[Data items]

— start —

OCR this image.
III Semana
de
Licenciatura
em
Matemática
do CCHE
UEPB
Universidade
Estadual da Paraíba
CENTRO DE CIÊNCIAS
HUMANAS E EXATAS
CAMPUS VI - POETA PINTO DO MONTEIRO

— end —
— start —

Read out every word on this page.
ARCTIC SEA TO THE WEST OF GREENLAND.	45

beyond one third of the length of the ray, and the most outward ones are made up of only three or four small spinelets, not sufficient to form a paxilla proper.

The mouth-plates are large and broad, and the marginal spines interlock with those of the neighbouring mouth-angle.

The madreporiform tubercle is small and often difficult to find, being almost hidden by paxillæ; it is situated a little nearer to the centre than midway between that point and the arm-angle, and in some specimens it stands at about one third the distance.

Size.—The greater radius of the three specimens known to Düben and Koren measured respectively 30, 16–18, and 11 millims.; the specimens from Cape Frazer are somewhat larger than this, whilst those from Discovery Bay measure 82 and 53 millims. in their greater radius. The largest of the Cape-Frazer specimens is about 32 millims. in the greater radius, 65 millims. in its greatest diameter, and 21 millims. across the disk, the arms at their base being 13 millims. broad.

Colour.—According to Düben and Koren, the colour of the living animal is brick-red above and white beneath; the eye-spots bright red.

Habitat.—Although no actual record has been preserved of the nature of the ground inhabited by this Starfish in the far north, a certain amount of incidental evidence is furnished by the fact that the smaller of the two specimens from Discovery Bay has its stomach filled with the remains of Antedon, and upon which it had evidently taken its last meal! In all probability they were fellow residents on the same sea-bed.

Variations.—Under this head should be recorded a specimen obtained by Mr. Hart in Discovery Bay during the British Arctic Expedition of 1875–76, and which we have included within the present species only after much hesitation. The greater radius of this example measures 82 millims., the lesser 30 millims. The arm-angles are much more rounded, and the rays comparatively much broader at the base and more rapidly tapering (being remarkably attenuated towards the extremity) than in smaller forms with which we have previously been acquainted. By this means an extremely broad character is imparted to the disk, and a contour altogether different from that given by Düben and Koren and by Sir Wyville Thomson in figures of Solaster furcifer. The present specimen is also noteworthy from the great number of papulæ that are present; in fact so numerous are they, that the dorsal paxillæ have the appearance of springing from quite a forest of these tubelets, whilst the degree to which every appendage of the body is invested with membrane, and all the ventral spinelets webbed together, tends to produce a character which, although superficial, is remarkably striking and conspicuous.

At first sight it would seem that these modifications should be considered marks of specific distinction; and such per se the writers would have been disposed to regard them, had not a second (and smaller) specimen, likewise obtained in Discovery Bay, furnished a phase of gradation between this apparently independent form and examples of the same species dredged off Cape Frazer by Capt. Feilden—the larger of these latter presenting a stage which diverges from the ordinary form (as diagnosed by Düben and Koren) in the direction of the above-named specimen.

— end —

## Set task
Identify each line in the records above that contains the word "larger", and copy it out in full.

## Right answer
Size.—The greater radius of the three specimens known to Düben and Koren measured respectively 30, 16–18, and 11 millims.; the specimens from Cape Frazer are somewhat larger than this, whilst those from Discovery Bay measure 82 and 53 millims. in their greater radius. The largest of the Cape-Frazer specimens is about 32 millims. in the greater radius, 65 millims. in its greatest diameter, and 21 millims. across the disk, the arms at their base being 13 millims. broad.
At first sight it would seem that these modifications should be considered marks of specific distinction; and such per se the writers would have been disposed to regard them, had not a second (and smaller) specimen, likewise obtained in Discovery Bay, furnished a phase of gradation between this apparently independent form and examples of the same species dredged off Cape Frazer by Capt. Feilden—the larger of these latter presenting a stage which diverges from the ordinary form (as diagnosed by Düben and Koren) in the direction of the above-named specimen.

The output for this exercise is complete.